> _Stated exercise_:
Leave out any pictures and transcribe all other data below exactly.

###

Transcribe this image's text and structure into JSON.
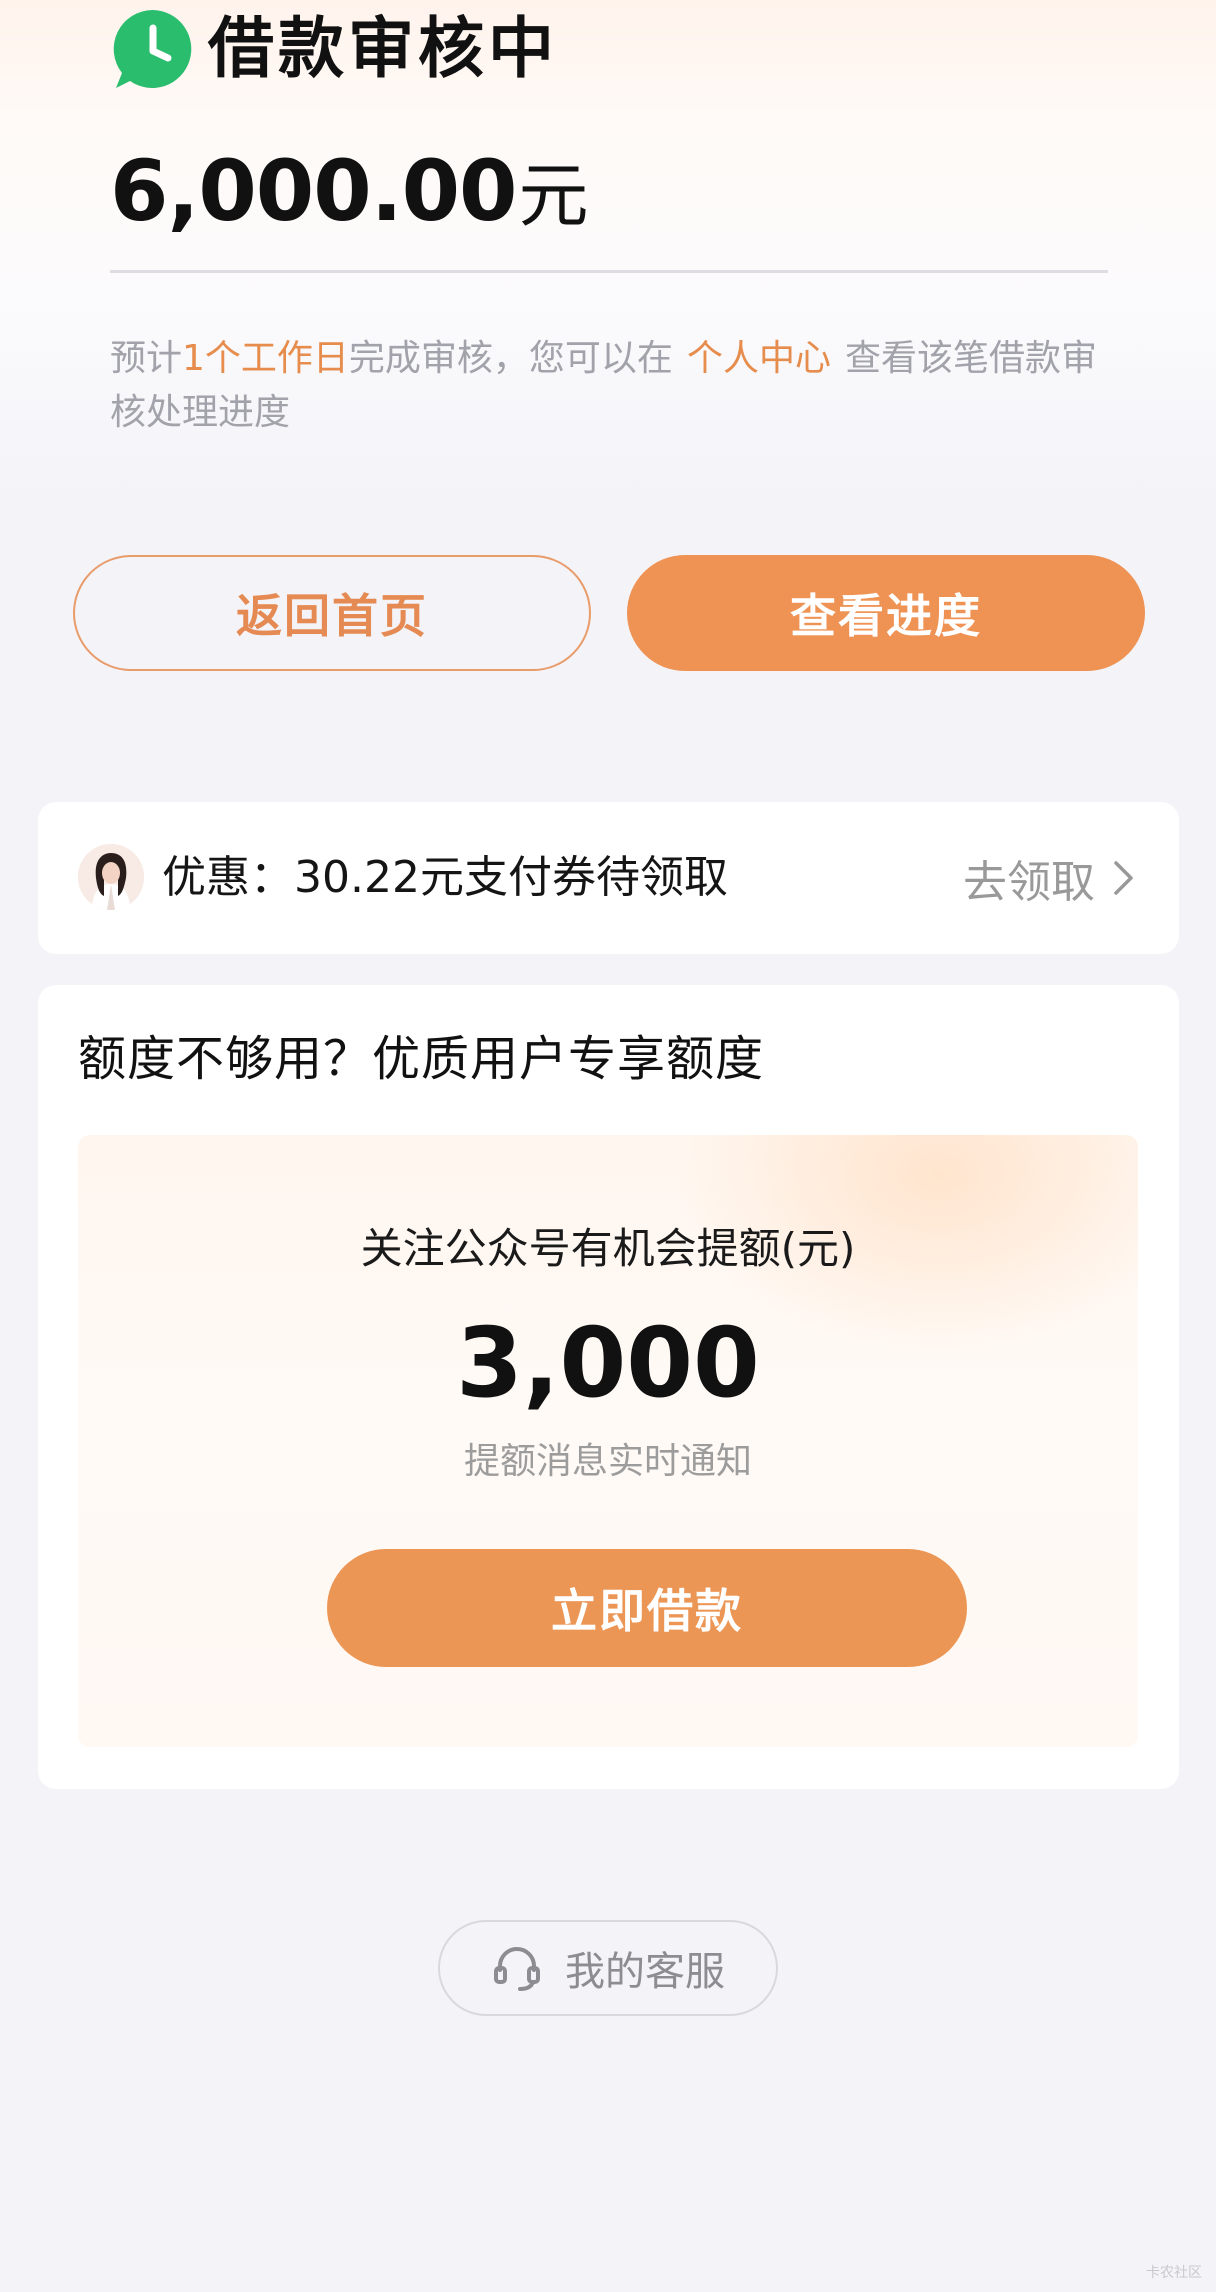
{
  "status": {
    "icon": "clock-icon",
    "title": "借款审核中"
  },
  "loan": {
    "amount": "6,000.00",
    "unit": "元"
  },
  "notice": {
    "part1": "预计",
    "highlight1": "1个工作日",
    "part2": "完成审核，您可以在",
    "highlight2": "个人中心",
    "part3": "查看该笔借款审核处理进度"
  },
  "buttons": {
    "home": "返回首页",
    "progress": "查看进度"
  },
  "coupon": {
    "text": "优惠：30.22元支付券待领取",
    "action": "去领取"
  },
  "quota": {
    "title": "额度不够用？优质用户专享额度",
    "heading": "关注公众号有机会提额(元)",
    "amount": "3,000",
    "subtitle": "提额消息实时通知",
    "button": "立即借款"
  },
  "service": {
    "label": "我的客服"
  },
  "watermark": "卡农社区",
  "colors": {
    "accent": "#ef9355",
    "highlight_text": "#e68c4c",
    "status_green": "#2bbd6e",
    "background": "#f3f3f8"
  }
}
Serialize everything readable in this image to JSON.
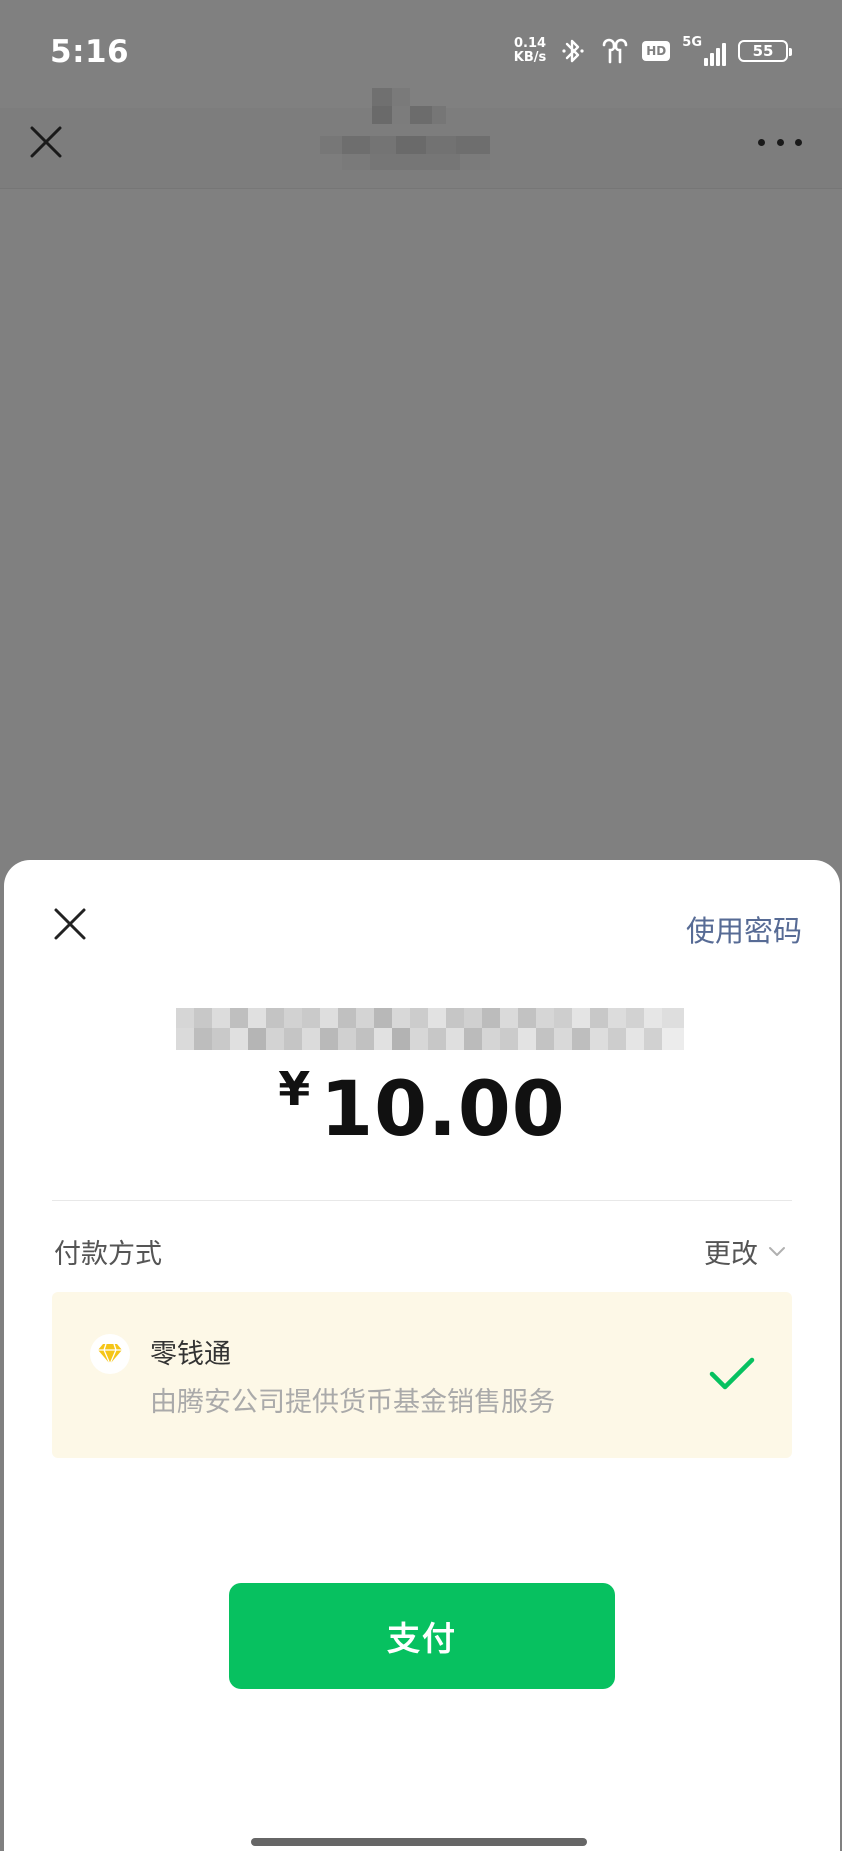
{
  "status_bar": {
    "time": "5:16",
    "net_speed_value": "0.14",
    "net_speed_unit": "KB/s",
    "hd_label": "HD",
    "network_label": "5G",
    "battery_level": "55"
  },
  "top_nav": {
    "close_icon": "close-icon",
    "more_icon": "more-icon"
  },
  "sheet": {
    "use_password_label": "使用密码",
    "currency_symbol": "¥",
    "amount": "10.00",
    "pay_method_label": "付款方式",
    "change_label": "更改",
    "method": {
      "name": "零钱通",
      "description": "由腾安公司提供货币基金销售服务",
      "icon": "diamond-icon",
      "selected": true
    },
    "pay_button_label": "支付"
  },
  "colors": {
    "accent_green": "#07c160",
    "link_blue": "#576b95",
    "card_bg": "#fdf8e7",
    "overlay": "#808080"
  }
}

###

> _Expected answer_:
Transcribe this image's text and structure into JSON.
{
  "status": {
    "icon": "clock-icon",
    "title": "借款审核中"
  },
  "loan": {
    "amount": "6,000.00",
    "unit": "元"
  },
  "notice": {
    "part1": "预计",
    "highlight1": "1个工作日",
    "part2": "完成审核，您可以在",
    "highlight2": "个人中心",
    "part3": "查看该笔借款审核处理进度"
  },
  "buttons": {
    "home": "返回首页",
    "progress": "查看进度"
  },
  "coupon": {
    "text": "优惠：30.22元支付券待领取",
    "action": "去领取"
  },
  "quota": {
    "title": "额度不够用？优质用户专享额度",
    "heading": "关注公众号有机会提额(元)",
    "amount": "3,000",
    "subtitle": "提额消息实时通知",
    "button": "立即借款"
  },
  "service": {
    "label": "我的客服"
  },
  "watermark": "卡农社区",
  "colors": {
    "accent": "#ef9355",
    "highlight_text": "#e68c4c",
    "status_green": "#2bbd6e",
    "background": "#f3f3f8"
  }
}
Serialize everything readable in this image to JSON.
{
  "status_bar": {
    "time": "5:16",
    "net_speed_value": "0.14",
    "net_speed_unit": "KB/s",
    "hd_label": "HD",
    "network_label": "5G",
    "battery_level": "55"
  },
  "top_nav": {
    "close_icon": "close-icon",
    "more_icon": "more-icon"
  },
  "sheet": {
    "use_password_label": "使用密码",
    "currency_symbol": "¥",
    "amount": "10.00",
    "pay_method_label": "付款方式",
    "change_label": "更改",
    "method": {
      "name": "零钱通",
      "description": "由腾安公司提供货币基金销售服务",
      "icon": "diamond-icon",
      "selected": true
    },
    "pay_button_label": "支付"
  },
  "colors": {
    "accent_green": "#07c160",
    "link_blue": "#576b95",
    "card_bg": "#fdf8e7",
    "overlay": "#808080"
  }
}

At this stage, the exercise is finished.